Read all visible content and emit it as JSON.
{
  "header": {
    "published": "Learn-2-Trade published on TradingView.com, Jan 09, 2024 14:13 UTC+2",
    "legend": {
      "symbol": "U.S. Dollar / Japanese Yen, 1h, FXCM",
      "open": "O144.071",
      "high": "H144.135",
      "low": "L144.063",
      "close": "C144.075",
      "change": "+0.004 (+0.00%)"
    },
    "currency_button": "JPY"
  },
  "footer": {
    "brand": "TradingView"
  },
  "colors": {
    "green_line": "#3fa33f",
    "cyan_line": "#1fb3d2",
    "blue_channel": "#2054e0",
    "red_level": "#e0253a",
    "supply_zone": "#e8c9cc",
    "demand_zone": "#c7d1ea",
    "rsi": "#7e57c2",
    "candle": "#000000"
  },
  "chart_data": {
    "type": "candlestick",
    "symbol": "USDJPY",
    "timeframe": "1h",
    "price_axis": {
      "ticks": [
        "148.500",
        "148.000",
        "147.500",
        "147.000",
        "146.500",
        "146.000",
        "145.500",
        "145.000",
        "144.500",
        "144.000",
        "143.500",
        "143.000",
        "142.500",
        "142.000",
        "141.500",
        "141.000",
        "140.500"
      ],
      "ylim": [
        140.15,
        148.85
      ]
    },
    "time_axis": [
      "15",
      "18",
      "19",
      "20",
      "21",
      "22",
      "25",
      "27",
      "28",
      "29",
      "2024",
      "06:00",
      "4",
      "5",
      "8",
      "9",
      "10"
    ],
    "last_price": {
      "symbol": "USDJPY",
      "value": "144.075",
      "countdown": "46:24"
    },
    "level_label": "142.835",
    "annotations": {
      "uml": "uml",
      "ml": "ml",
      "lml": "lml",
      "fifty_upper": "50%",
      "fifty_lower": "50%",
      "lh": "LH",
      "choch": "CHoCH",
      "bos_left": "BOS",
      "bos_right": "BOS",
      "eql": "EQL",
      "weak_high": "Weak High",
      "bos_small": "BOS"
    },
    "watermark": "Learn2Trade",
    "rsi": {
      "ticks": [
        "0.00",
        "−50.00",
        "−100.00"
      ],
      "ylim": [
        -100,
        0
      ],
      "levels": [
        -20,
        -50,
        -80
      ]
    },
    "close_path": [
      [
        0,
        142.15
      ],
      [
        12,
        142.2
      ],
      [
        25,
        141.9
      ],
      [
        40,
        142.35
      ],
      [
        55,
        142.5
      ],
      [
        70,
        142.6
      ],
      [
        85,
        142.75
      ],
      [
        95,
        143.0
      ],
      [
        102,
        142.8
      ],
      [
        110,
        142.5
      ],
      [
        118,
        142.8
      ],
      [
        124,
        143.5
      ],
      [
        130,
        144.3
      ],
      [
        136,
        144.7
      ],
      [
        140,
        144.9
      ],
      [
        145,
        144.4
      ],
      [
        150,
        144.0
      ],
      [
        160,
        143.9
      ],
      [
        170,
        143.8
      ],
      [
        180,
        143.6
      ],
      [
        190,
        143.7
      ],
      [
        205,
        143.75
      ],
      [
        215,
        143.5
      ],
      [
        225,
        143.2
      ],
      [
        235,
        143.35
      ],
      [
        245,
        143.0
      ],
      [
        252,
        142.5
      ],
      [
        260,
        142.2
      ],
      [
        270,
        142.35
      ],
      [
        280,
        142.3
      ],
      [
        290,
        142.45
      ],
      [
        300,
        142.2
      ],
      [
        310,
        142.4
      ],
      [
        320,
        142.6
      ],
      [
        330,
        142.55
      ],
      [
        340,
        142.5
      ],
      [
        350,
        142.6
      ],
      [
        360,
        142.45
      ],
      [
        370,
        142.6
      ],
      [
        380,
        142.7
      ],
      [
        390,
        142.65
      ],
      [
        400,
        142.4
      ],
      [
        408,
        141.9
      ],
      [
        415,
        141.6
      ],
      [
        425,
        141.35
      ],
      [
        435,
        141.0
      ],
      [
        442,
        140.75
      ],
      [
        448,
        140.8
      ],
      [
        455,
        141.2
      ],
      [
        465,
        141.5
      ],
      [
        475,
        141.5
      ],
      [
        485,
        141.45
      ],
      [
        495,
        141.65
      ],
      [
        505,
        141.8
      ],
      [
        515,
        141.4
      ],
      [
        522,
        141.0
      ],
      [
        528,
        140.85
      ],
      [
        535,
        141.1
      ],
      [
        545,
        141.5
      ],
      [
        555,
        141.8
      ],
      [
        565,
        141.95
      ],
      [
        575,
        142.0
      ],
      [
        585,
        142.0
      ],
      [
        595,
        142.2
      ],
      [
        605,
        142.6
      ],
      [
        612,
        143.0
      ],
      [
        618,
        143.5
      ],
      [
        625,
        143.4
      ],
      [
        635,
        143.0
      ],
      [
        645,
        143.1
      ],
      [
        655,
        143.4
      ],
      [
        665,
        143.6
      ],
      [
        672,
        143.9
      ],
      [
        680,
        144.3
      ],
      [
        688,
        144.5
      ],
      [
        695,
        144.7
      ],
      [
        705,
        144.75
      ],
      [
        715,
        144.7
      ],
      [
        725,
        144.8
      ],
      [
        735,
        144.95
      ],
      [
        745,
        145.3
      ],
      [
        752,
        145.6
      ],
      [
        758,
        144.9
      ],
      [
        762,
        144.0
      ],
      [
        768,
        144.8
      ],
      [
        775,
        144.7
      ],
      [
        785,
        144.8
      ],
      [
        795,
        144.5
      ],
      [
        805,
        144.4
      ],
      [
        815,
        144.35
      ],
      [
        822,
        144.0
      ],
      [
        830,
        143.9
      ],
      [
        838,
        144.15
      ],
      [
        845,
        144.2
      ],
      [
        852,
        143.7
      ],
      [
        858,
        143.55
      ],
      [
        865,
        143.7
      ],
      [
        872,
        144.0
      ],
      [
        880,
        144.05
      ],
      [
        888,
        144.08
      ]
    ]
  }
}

--

§ What to produce
Write the data back out verbatim.

§ Result
Read all visible content and emit it as JSON.
{
  "header": {
    "published": "Learn-2-Trade published on TradingView.com, Jan 09, 2024 14:13 UTC+2",
    "legend": {
      "symbol": "U.S. Dollar / Japanese Yen, 1h, FXCM",
      "open": "O144.071",
      "high": "H144.135",
      "low": "L144.063",
      "close": "C144.075",
      "change": "+0.004 (+0.00%)"
    },
    "currency_button": "JPY"
  },
  "footer": {
    "brand": "TradingView"
  },
  "colors": {
    "green_line": "#3fa33f",
    "cyan_line": "#1fb3d2",
    "blue_channel": "#2054e0",
    "red_level": "#e0253a",
    "supply_zone": "#e8c9cc",
    "demand_zone": "#c7d1ea",
    "rsi": "#7e57c2",
    "candle": "#000000"
  },
  "chart_data": {
    "type": "candlestick",
    "symbol": "USDJPY",
    "timeframe": "1h",
    "price_axis": {
      "ticks": [
        "148.500",
        "148.000",
        "147.500",
        "147.000",
        "146.500",
        "146.000",
        "145.500",
        "145.000",
        "144.500",
        "144.000",
        "143.500",
        "143.000",
        "142.500",
        "142.000",
        "141.500",
        "141.000",
        "140.500"
      ],
      "ylim": [
        140.15,
        148.85
      ]
    },
    "time_axis": [
      "15",
      "18",
      "19",
      "20",
      "21",
      "22",
      "25",
      "27",
      "28",
      "29",
      "2024",
      "06:00",
      "4",
      "5",
      "8",
      "9",
      "10"
    ],
    "last_price": {
      "symbol": "USDJPY",
      "value": "144.075",
      "countdown": "46:24"
    },
    "level_label": "142.835",
    "annotations": {
      "uml": "uml",
      "ml": "ml",
      "lml": "lml",
      "fifty_upper": "50%",
      "fifty_lower": "50%",
      "lh": "LH",
      "choch": "CHoCH",
      "bos_left": "BOS",
      "bos_right": "BOS",
      "eql": "EQL",
      "weak_high": "Weak High",
      "bos_small": "BOS"
    },
    "watermark": "Learn2Trade",
    "rsi": {
      "ticks": [
        "0.00",
        "−50.00",
        "−100.00"
      ],
      "ylim": [
        -100,
        0
      ],
      "levels": [
        -20,
        -50,
        -80
      ]
    },
    "close_path": [
      [
        0,
        142.15
      ],
      [
        12,
        142.2
      ],
      [
        25,
        141.9
      ],
      [
        40,
        142.35
      ],
      [
        55,
        142.5
      ],
      [
        70,
        142.6
      ],
      [
        85,
        142.75
      ],
      [
        95,
        143.0
      ],
      [
        102,
        142.8
      ],
      [
        110,
        142.5
      ],
      [
        118,
        142.8
      ],
      [
        124,
        143.5
      ],
      [
        130,
        144.3
      ],
      [
        136,
        144.7
      ],
      [
        140,
        144.9
      ],
      [
        145,
        144.4
      ],
      [
        150,
        144.0
      ],
      [
        160,
        143.9
      ],
      [
        170,
        143.8
      ],
      [
        180,
        143.6
      ],
      [
        190,
        143.7
      ],
      [
        205,
        143.75
      ],
      [
        215,
        143.5
      ],
      [
        225,
        143.2
      ],
      [
        235,
        143.35
      ],
      [
        245,
        143.0
      ],
      [
        252,
        142.5
      ],
      [
        260,
        142.2
      ],
      [
        270,
        142.35
      ],
      [
        280,
        142.3
      ],
      [
        290,
        142.45
      ],
      [
        300,
        142.2
      ],
      [
        310,
        142.4
      ],
      [
        320,
        142.6
      ],
      [
        330,
        142.55
      ],
      [
        340,
        142.5
      ],
      [
        350,
        142.6
      ],
      [
        360,
        142.45
      ],
      [
        370,
        142.6
      ],
      [
        380,
        142.7
      ],
      [
        390,
        142.65
      ],
      [
        400,
        142.4
      ],
      [
        408,
        141.9
      ],
      [
        415,
        141.6
      ],
      [
        425,
        141.35
      ],
      [
        435,
        141.0
      ],
      [
        442,
        140.75
      ],
      [
        448,
        140.8
      ],
      [
        455,
        141.2
      ],
      [
        465,
        141.5
      ],
      [
        475,
        141.5
      ],
      [
        485,
        141.45
      ],
      [
        495,
        141.65
      ],
      [
        505,
        141.8
      ],
      [
        515,
        141.4
      ],
      [
        522,
        141.0
      ],
      [
        528,
        140.85
      ],
      [
        535,
        141.1
      ],
      [
        545,
        141.5
      ],
      [
        555,
        141.8
      ],
      [
        565,
        141.95
      ],
      [
        575,
        142.0
      ],
      [
        585,
        142.0
      ],
      [
        595,
        142.2
      ],
      [
        605,
        142.6
      ],
      [
        612,
        143.0
      ],
      [
        618,
        143.5
      ],
      [
        625,
        143.4
      ],
      [
        635,
        143.0
      ],
      [
        645,
        143.1
      ],
      [
        655,
        143.4
      ],
      [
        665,
        143.6
      ],
      [
        672,
        143.9
      ],
      [
        680,
        144.3
      ],
      [
        688,
        144.5
      ],
      [
        695,
        144.7
      ],
      [
        705,
        144.75
      ],
      [
        715,
        144.7
      ],
      [
        725,
        144.8
      ],
      [
        735,
        144.95
      ],
      [
        745,
        145.3
      ],
      [
        752,
        145.6
      ],
      [
        758,
        144.9
      ],
      [
        762,
        144.0
      ],
      [
        768,
        144.8
      ],
      [
        775,
        144.7
      ],
      [
        785,
        144.8
      ],
      [
        795,
        144.5
      ],
      [
        805,
        144.4
      ],
      [
        815,
        144.35
      ],
      [
        822,
        144.0
      ],
      [
        830,
        143.9
      ],
      [
        838,
        144.15
      ],
      [
        845,
        144.2
      ],
      [
        852,
        143.7
      ],
      [
        858,
        143.55
      ],
      [
        865,
        143.7
      ],
      [
        872,
        144.0
      ],
      [
        880,
        144.05
      ],
      [
        888,
        144.08
      ]
    ]
  }
}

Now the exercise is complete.